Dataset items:
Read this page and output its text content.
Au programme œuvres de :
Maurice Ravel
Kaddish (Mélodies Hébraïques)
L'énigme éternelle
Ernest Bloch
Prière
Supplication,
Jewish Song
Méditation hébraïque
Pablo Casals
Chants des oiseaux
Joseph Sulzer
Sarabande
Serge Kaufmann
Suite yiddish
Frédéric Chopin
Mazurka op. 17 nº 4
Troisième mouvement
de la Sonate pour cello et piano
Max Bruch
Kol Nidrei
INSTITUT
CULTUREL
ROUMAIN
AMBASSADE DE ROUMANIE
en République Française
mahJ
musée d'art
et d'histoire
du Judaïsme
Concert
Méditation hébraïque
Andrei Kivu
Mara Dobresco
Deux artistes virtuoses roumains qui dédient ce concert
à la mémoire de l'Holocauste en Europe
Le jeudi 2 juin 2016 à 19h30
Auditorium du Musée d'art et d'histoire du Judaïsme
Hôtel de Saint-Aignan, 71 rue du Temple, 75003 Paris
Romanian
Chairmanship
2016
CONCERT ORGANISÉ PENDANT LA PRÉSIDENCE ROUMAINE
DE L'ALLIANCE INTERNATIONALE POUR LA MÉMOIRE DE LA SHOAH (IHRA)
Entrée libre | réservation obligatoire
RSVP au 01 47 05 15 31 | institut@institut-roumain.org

[Directive]
Quote each line above in full, word for word.

[Answer]
Read this page and output its text content.
Au programme œuvres de :
Maurice Ravel
Kaddish (Mélodies Hébraïques)
L'énigme éternelle
Ernest Bloch
Prière
Supplication,
Jewish Song
Méditation hébraïque
Pablo Casals
Chants des oiseaux
Joseph Sulzer
Sarabande
Serge Kaufmann
Suite yiddish
Frédéric Chopin
Mazurka op. 17 nº 4
Troisième mouvement
de la Sonate pour cello et piano
Max Bruch
Kol Nidrei
INSTITUT
CULTUREL
ROUMAIN
AMBASSADE DE ROUMANIE
en République Française
mahJ
musée d'art
et d'histoire
du Judaïsme
Concert
Méditation hébraïque
Andrei Kivu
Mara Dobresco
Deux artistes virtuoses roumains qui dédient ce concert
à la mémoire de l'Holocauste en Europe
Le jeudi 2 juin 2016 à 19h30
Auditorium du Musée d'art et d'histoire du Judaïsme
Hôtel de Saint-Aignan, 71 rue du Temple, 75003 Paris
Romanian
Chairmanship
2016
CONCERT ORGANISÉ PENDANT LA PRÉSIDENCE ROUMAINE
DE L'ALLIANCE INTERNATIONALE POUR LA MÉMOIRE DE LA SHOAH (IHRA)
Entrée libre | réservation obligatoire
RSVP au 01 47 05 15 31 | institut@institut-roumain.org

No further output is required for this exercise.